Using the listing below, report all lines holding the word "that".

- Available data -

★ ★ ★ ★

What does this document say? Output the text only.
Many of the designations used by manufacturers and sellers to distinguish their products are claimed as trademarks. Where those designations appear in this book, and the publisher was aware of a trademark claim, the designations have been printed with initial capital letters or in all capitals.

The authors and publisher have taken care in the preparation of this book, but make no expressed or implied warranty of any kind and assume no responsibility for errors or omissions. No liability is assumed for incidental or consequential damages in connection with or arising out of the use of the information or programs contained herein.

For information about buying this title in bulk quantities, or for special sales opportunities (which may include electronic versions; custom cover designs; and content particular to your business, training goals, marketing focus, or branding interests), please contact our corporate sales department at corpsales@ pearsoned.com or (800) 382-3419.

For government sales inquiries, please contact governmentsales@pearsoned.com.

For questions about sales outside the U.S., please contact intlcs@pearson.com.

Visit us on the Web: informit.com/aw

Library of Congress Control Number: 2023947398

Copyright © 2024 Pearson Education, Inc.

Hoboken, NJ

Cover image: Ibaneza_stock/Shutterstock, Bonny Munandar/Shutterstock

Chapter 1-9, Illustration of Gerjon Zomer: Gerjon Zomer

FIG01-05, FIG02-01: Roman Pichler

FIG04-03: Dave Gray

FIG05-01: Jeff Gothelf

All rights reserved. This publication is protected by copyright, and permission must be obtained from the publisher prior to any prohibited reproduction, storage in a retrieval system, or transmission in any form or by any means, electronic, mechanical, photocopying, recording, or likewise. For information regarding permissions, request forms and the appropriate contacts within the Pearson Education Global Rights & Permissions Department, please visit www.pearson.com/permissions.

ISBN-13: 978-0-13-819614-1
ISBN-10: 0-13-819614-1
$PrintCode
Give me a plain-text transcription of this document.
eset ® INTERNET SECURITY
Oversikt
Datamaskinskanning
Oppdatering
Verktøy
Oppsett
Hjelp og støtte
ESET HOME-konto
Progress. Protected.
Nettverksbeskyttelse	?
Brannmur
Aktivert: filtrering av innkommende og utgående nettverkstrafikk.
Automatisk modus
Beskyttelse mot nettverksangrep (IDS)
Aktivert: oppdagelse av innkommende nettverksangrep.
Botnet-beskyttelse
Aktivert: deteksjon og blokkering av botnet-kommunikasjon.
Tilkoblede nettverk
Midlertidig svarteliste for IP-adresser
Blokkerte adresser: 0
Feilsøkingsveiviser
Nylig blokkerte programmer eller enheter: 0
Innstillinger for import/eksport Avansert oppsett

★ ★ ★ ★

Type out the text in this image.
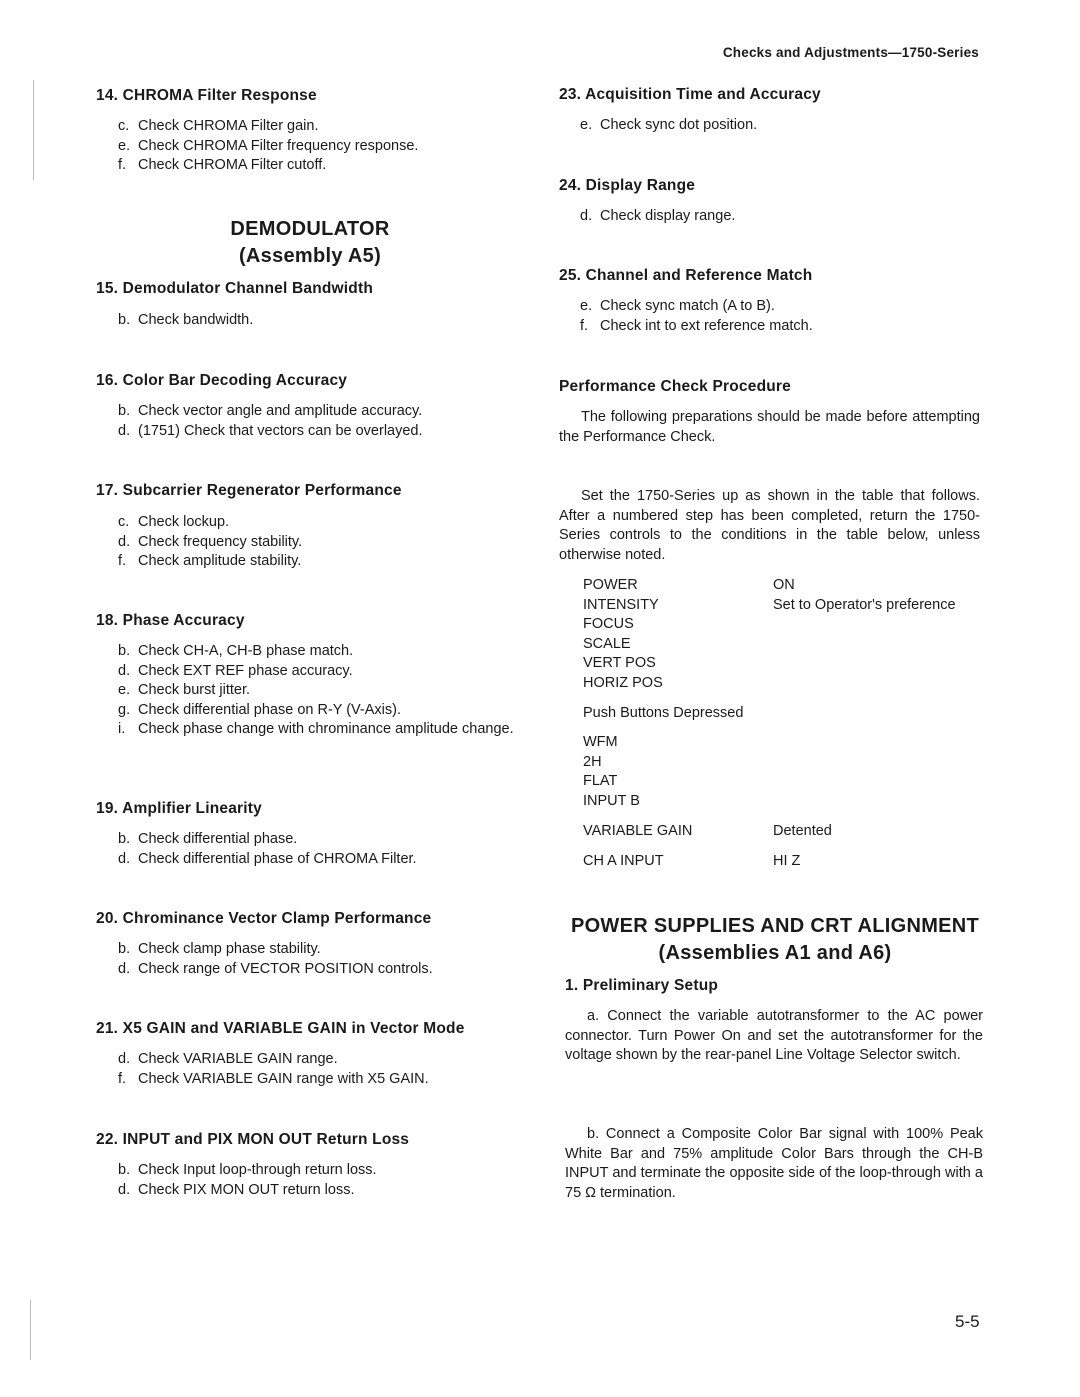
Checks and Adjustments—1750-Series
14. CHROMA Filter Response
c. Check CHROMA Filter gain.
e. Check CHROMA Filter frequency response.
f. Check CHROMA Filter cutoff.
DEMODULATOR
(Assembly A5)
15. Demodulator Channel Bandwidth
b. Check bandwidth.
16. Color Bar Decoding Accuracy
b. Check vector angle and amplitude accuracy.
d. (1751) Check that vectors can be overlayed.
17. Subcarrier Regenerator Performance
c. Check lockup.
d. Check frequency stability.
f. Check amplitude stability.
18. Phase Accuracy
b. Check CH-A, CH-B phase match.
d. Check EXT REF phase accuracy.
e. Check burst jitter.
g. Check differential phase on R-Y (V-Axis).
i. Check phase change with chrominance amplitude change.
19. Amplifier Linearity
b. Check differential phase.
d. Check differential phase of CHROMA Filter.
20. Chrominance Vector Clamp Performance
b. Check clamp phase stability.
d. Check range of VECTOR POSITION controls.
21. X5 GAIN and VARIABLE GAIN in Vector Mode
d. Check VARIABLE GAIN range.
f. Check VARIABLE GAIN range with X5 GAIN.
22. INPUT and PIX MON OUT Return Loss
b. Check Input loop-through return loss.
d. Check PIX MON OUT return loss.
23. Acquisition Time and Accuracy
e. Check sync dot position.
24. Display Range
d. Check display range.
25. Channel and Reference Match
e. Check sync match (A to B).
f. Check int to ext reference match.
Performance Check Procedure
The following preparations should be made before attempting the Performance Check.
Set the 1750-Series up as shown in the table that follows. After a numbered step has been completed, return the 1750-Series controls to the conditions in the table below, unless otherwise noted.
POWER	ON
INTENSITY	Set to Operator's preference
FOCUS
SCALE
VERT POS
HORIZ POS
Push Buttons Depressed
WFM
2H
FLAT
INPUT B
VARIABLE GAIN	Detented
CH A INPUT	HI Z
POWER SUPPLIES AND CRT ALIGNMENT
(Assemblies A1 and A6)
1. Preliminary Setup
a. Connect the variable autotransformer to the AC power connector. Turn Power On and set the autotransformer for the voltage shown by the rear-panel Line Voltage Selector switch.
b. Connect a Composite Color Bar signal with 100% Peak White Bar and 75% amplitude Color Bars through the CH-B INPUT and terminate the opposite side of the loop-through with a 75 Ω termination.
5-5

★ ★ ★ ★

- Correct response -
d. (1751) Check that vectors can be overlayed.
Set the 1750-Series up as shown in the table that follows. After a numbered step has been completed, return the 1750-Series controls to the conditions in the table below, unless otherwise noted.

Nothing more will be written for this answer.